[Source data]
════════
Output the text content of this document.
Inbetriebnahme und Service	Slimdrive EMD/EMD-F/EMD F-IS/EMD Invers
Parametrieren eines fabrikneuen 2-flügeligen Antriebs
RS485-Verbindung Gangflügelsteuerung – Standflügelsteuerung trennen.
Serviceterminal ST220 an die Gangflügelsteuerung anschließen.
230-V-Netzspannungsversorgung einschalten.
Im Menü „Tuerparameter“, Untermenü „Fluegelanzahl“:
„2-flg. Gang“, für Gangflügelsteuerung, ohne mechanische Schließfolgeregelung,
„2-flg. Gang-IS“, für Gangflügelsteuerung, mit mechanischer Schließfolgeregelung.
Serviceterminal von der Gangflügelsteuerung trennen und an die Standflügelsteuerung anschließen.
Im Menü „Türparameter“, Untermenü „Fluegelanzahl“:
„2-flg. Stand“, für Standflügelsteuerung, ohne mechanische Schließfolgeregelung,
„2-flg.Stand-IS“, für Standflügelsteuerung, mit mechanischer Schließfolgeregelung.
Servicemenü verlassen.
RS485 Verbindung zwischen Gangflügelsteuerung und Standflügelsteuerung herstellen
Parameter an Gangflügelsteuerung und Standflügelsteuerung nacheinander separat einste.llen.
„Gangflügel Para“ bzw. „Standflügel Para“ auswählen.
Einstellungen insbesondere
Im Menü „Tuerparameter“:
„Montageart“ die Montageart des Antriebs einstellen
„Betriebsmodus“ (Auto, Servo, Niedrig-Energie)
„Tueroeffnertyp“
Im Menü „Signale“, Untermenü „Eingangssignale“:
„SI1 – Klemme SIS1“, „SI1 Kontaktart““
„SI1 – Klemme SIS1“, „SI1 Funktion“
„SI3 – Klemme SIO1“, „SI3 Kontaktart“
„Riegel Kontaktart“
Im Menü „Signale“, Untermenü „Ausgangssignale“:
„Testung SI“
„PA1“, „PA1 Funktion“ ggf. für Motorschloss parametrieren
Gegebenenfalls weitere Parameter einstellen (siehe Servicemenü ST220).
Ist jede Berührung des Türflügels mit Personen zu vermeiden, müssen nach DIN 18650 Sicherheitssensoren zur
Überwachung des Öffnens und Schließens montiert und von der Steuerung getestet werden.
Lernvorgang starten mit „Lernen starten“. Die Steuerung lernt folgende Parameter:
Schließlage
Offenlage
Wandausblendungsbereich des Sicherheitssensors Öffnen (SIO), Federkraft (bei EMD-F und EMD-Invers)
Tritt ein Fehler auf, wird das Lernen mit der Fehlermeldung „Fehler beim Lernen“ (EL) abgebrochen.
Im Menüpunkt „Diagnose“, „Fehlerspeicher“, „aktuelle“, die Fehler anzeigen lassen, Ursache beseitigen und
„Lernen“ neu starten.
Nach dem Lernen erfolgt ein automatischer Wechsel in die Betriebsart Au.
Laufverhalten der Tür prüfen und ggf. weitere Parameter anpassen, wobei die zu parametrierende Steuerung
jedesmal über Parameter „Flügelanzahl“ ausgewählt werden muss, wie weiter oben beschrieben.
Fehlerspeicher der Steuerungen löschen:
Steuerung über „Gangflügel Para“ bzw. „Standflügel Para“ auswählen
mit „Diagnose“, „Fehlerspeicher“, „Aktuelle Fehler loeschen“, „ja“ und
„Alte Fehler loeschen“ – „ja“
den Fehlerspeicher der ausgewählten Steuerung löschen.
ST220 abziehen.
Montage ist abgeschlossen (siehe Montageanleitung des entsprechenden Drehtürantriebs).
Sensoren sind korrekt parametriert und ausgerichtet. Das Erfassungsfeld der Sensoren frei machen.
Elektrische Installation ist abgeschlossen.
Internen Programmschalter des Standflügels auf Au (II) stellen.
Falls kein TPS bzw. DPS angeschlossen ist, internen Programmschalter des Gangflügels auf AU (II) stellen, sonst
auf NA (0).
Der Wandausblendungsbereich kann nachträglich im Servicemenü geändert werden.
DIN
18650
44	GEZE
════════
__REQUIRED TASK__.
Copy each line above containing the string "Fluegelanzahl".

__COMPLETE RESPONSE__.
Im Menü „Tuerparameter“, Untermenü „Fluegelanzahl“:
Im Menü „Türparameter“, Untermenü „Fluegelanzahl“:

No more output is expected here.